**SOURCE DATA**
******************************
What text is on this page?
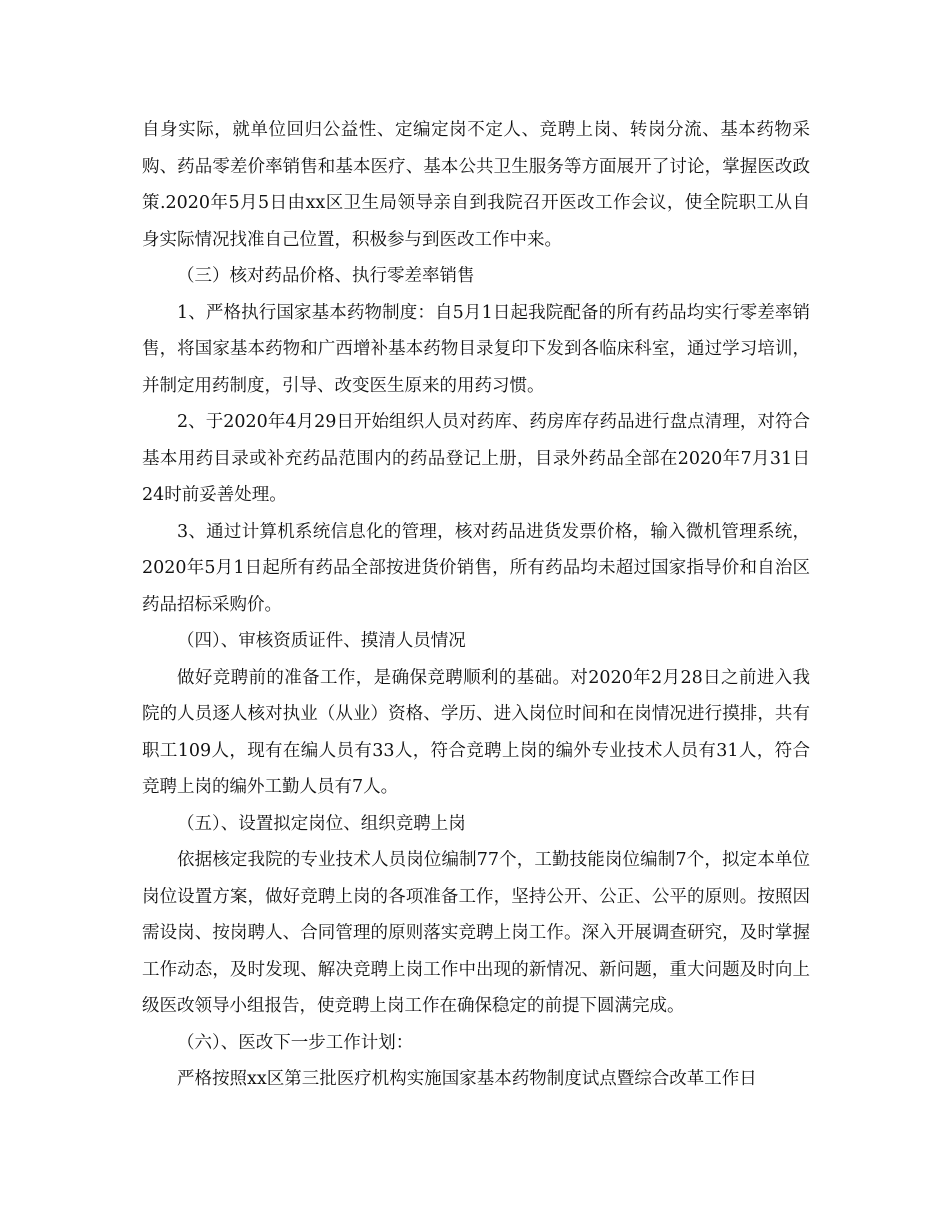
自身实际，就单位回归公益性、定编定岗不定人、竞聘上岗、转岗分流、基本药物采购、药品零差价率销售和基本医疗、基本公共卫生服务等方面展开了讨论，掌握医改政策.2020年5月5日由xx区卫生局领导亲自到我院召开医改工作会议，使全院职工从自身实际情况找准自己位置，积极参与到医改工作中来。

（三）核对药品价格、执行零差率销售

1、严格执行国家基本药物制度：自5月1日起我院配备的所有药品均实行零差率销售，将国家基本药物和广西增补基本药物目录复印下发到各临床科室，通过学习培训，并制定用药制度，引导、改变医生原来的用药习惯。

2、于2020年4月29日开始组织人员对药库、药房库存药品进行盘点清理，对符合基本用药目录或补充药品范围内的药品登记上册，目录外药品全部在2020年7月31日24时前妥善处理。

3、通过计算机系统信息化的管理，核对药品进货发票价格，输入微机管理系统，2020年5月1日起所有药品全部按进货价销售，所有药品均未超过国家指导价和自治区药品招标采购价。

（四）、审核资质证件、摸清人员情况

做好竞聘前的准备工作，是确保竞聘顺利的基础。对2020年2月28日之前进入我院的人员逐人核对执业（从业）资格、学历、进入岗位时间和在岗情况进行摸排，共有职工109人，现有在编人员有33人，符合竞聘上岗的编外专业技术人员有31人，符合竞聘上岗的编外工勤人员有7人。

（五）、设置拟定岗位、组织竞聘上岗

依据核定我院的专业技术人员岗位编制77个，工勤技能岗位编制7个，拟定本单位岗位设置方案，做好竞聘上岗的各项准备工作，坚持公开、公正、公平的原则。按照因需设岗、按岗聘人、合同管理的原则落实竞聘上岗工作。深入开展调查研究，及时掌握工作动态，及时发现、解决竞聘上岗工作中出现的新情况、新问题，重大问题及时向上级医改领导小组报告，使竞聘上岗工作在确保稳定的前提下圆满完成。

（六）、医改下一步工作计划：

严格按照xx区第三批医疗机构实施国家基本药物制度试点暨综合改革工作日
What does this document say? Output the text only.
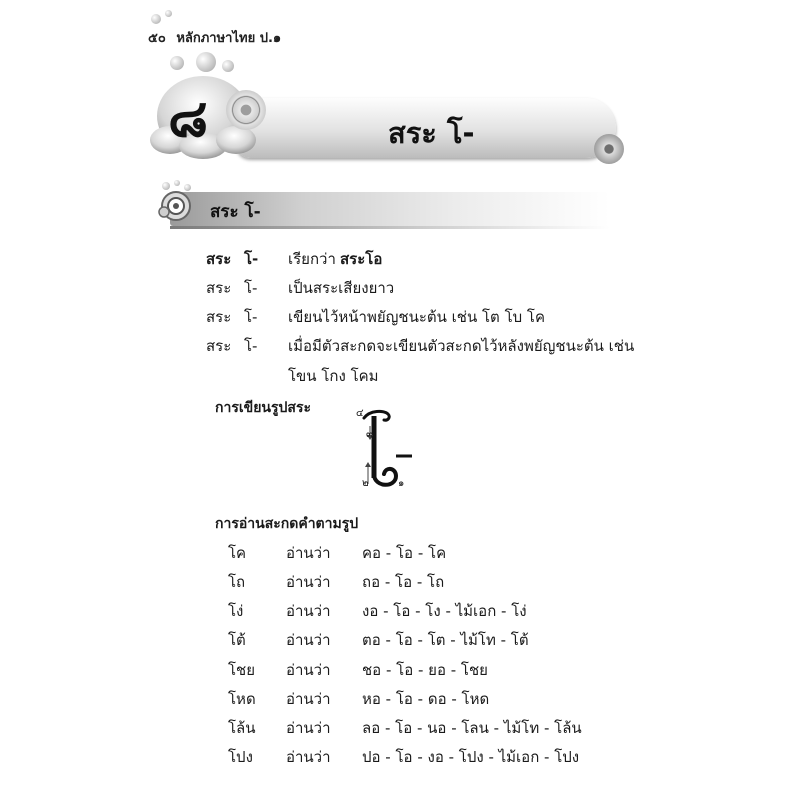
๕๐ หลักภาษาไทย ป.๑
๘	สระ โ-
สระ โ-
สระ โ- เรียกว่า สระโอ
สระ โ- เป็นสระเสียงยาว
สระ โ- เขียนไว้หน้าพยัญชนะต้น เช่น โต โบ โค
สระ โ- เมื่อมีตัวสะกดจะเขียนตัวสะกดไว้หลังพยัญชนะต้น เช่น
โขน โกง โคม
การเขียนรูปสระ	๔
๓
๒	๑
การอ่านสะกดคำตามรูป
โค	อ่านว่า คอ - โอ - โค
โถ	อ่านว่า ถอ - โอ - โถ
โง่	อ่านว่า งอ - โอ - โง - ไม้เอก - โง่
โต้	อ่านว่า ตอ - โอ - โต - ไม้โท - โต้
โชย อ่านว่า ชอ - โอ - ยอ - โชย
โหด อ่านว่า หอ - โอ - ดอ - โหด
โล้น อ่านว่า ลอ - โอ - นอ - โลน - ไม้โท - โล้น
โปง อ่านว่า ปอ - โอ - งอ - โปง - ไม้เอก - โปง
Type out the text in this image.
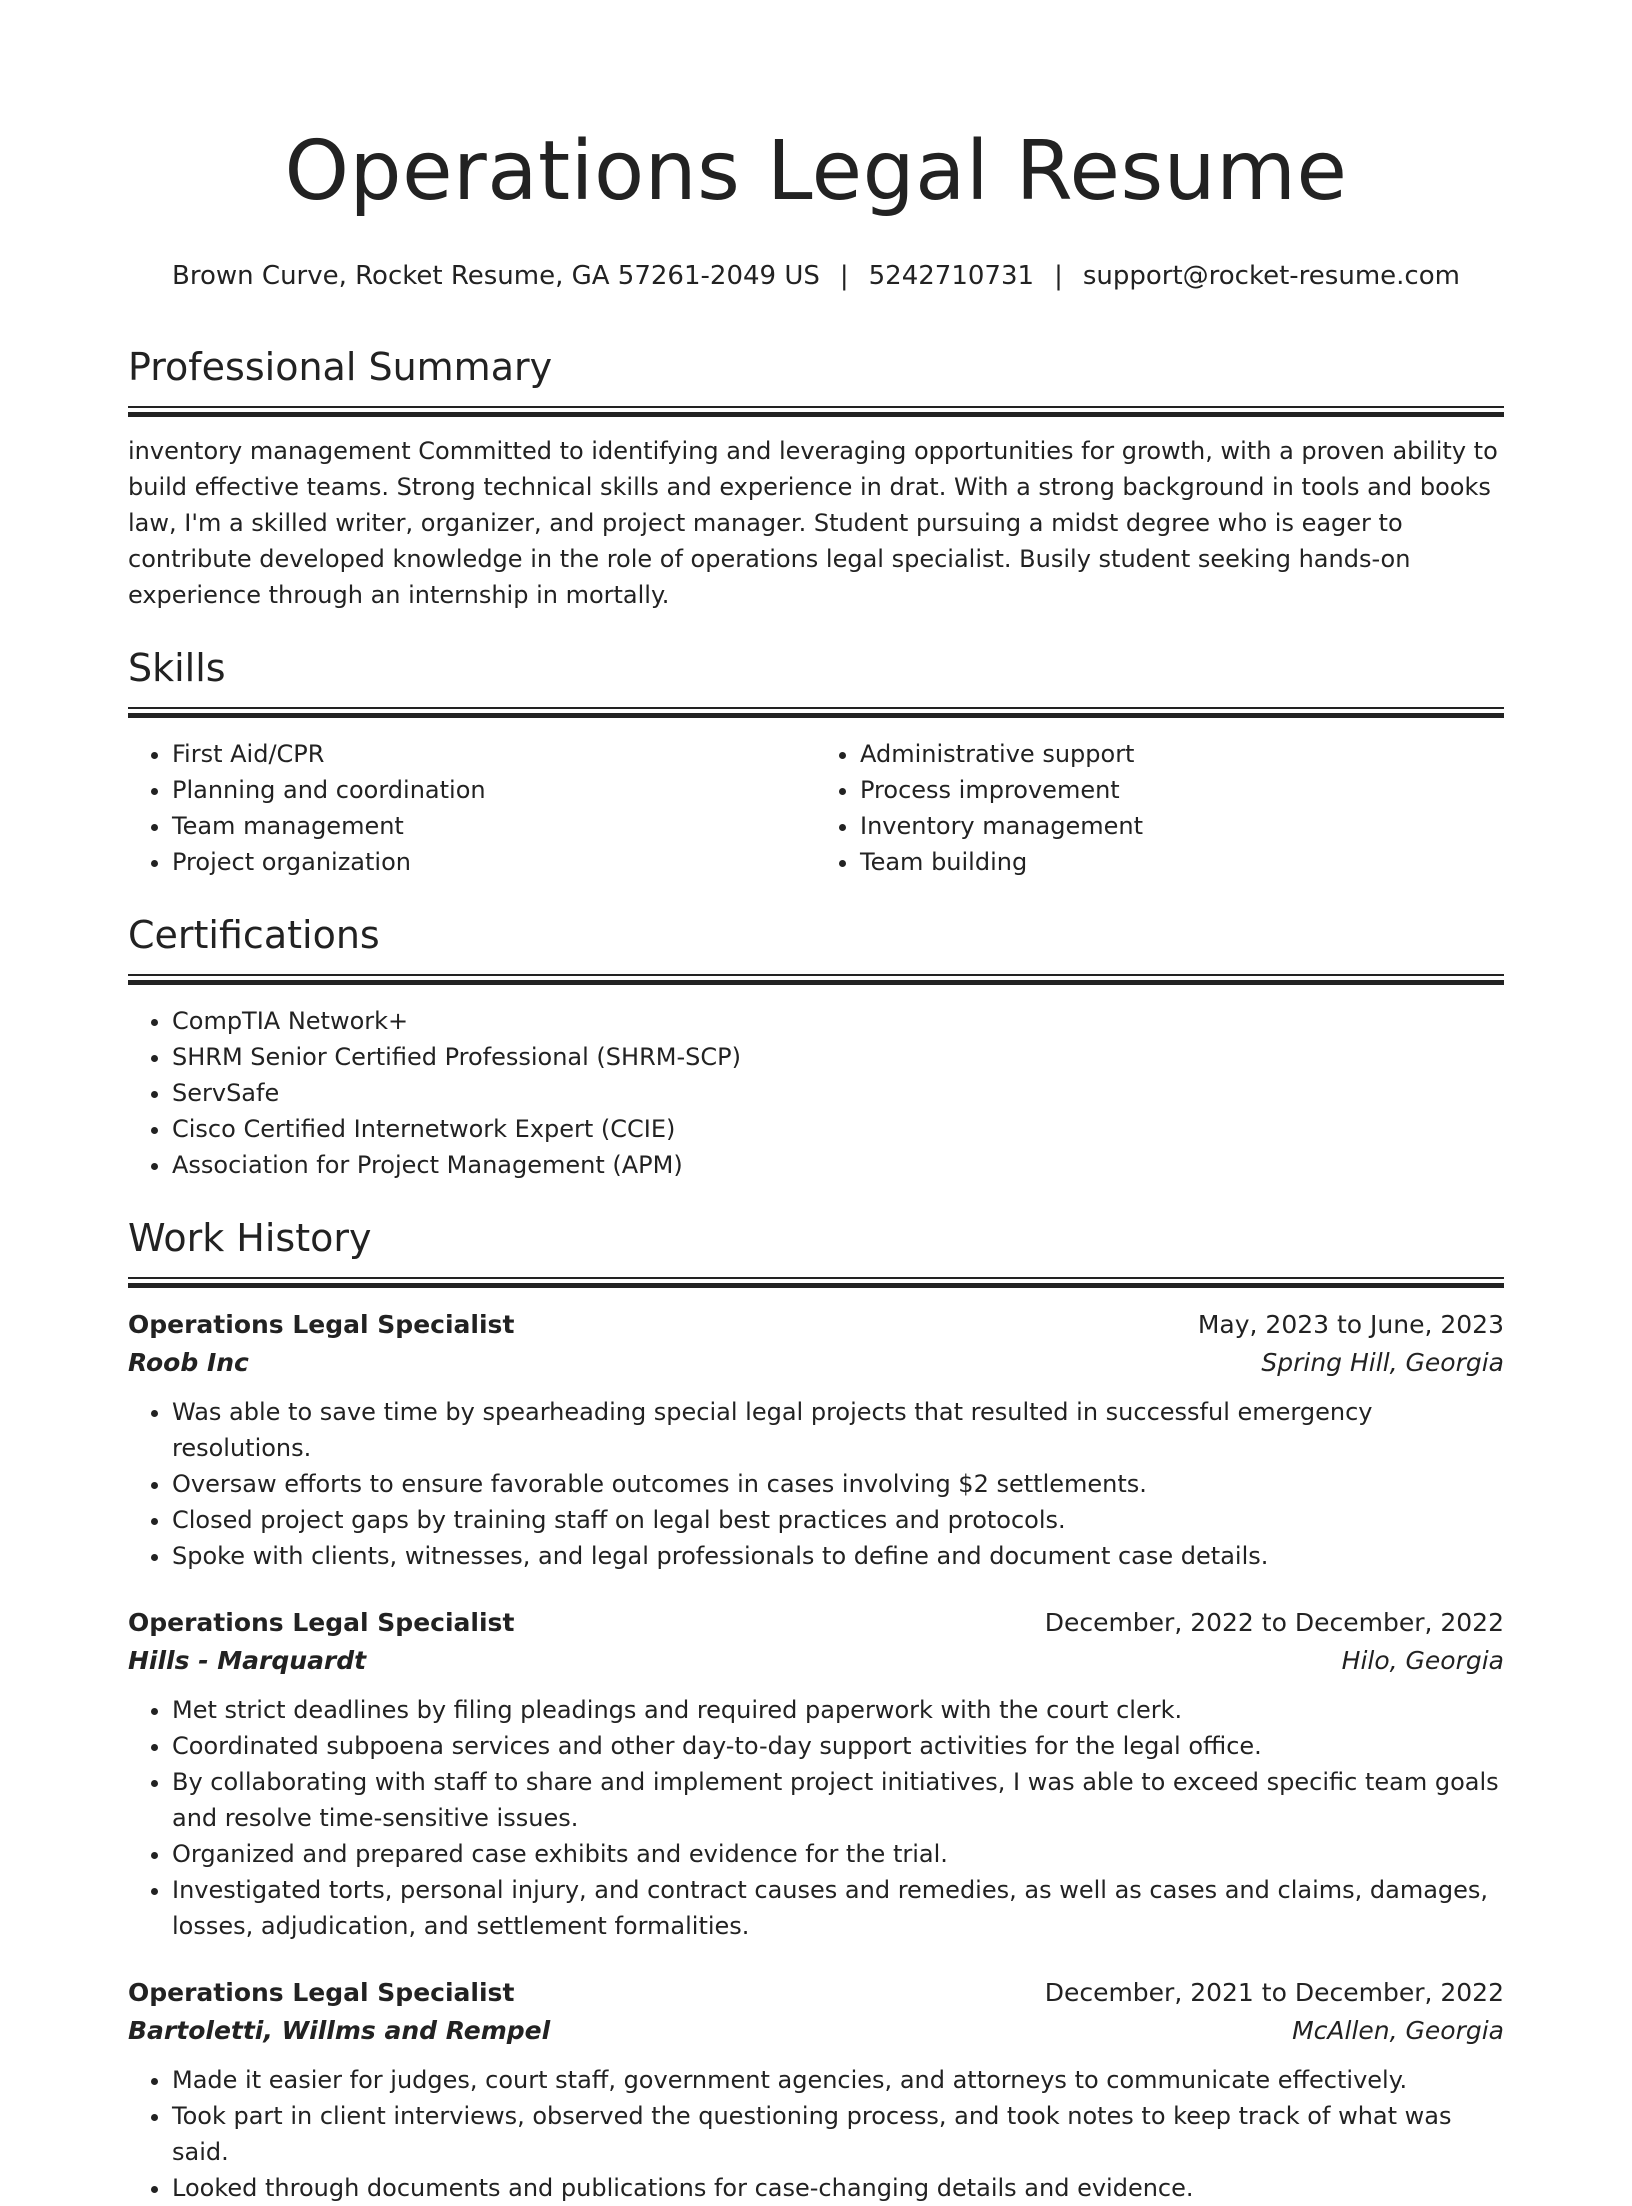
Operations Legal Resume
Brown Curve, Rocket Resume, GA 57261-2049 US | 5242710731 | support@rocket-resume.com
Professional Summary

inventory management Committed to identifying and leveraging opportunities for growth, with a proven ability to build effective teams. Strong technical skills and experience in drat. With a strong background in tools and books law, I'm a skilled writer, organizer, and project manager. Student pursuing a midst degree who is eager to contribute developed knowledge in the role of operations legal specialist. Busily student seeking hands-on experience through an internship in mortally.

Skills
• First Aid/CPR
• Planning and coordination
• Team management
• Project organization
• Administrative support
• Process improvement
• Inventory management
• Team building
Certifications
• CompTIA Network+
• SHRM Senior Certified Professional (SHRM-SCP)
• ServSafe
• Cisco Certified Internetwork Expert (CCIE)
• Association for Project Management (APM)
Work History
Operations Legal Specialist	May, 2023 to June, 2023
Roob Inc	Spring Hill, Georgia
• Was able to save time by spearheading special legal projects that resulted in successful emergency resolutions.
• Oversaw efforts to ensure favorable outcomes in cases involving $2 settlements.
• Closed project gaps by training staff on legal best practices and protocols.
• Spoke with clients, witnesses, and legal professionals to define and document case details.
Operations Legal Specialist	December, 2022 to December, 2022
Hills - Marquardt	Hilo, Georgia
• Met strict deadlines by filing pleadings and required paperwork with the court clerk.
• Coordinated subpoena services and other day-to-day support activities for the legal office.
• By collaborating with staff to share and implement project initiatives, I was able to exceed specific team goals and resolve time-sensitive issues.
• Organized and prepared case exhibits and evidence for the trial.
• Investigated torts, personal injury, and contract causes and remedies, as well as cases and claims, damages, losses, adjudication, and settlement formalities.
Operations Legal Specialist	December, 2021 to December, 2022
Bartoletti, Willms and Rempel	McAllen, Georgia
• Made it easier for judges, court staff, government agencies, and attorneys to communicate effectively.
• Took part in client interviews, observed the questioning process, and took notes to keep track of what was said.
• Looked through documents and publications for case-changing details and evidence.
******************************
**PROBLEM REQUIREMENTS**
Gather up every line in the data above that contains the word "ญชนะต", copying each one.

**THE COMPLETED TASK**
สระ โ- เขียนไว้หน้าพยัญชนะต้น เช่น โต โบ โค
สระ โ- เมื่อมีตัวสะกดจะเขียนตัวสะกดไว้หลังพยัญชนะต้น เช่น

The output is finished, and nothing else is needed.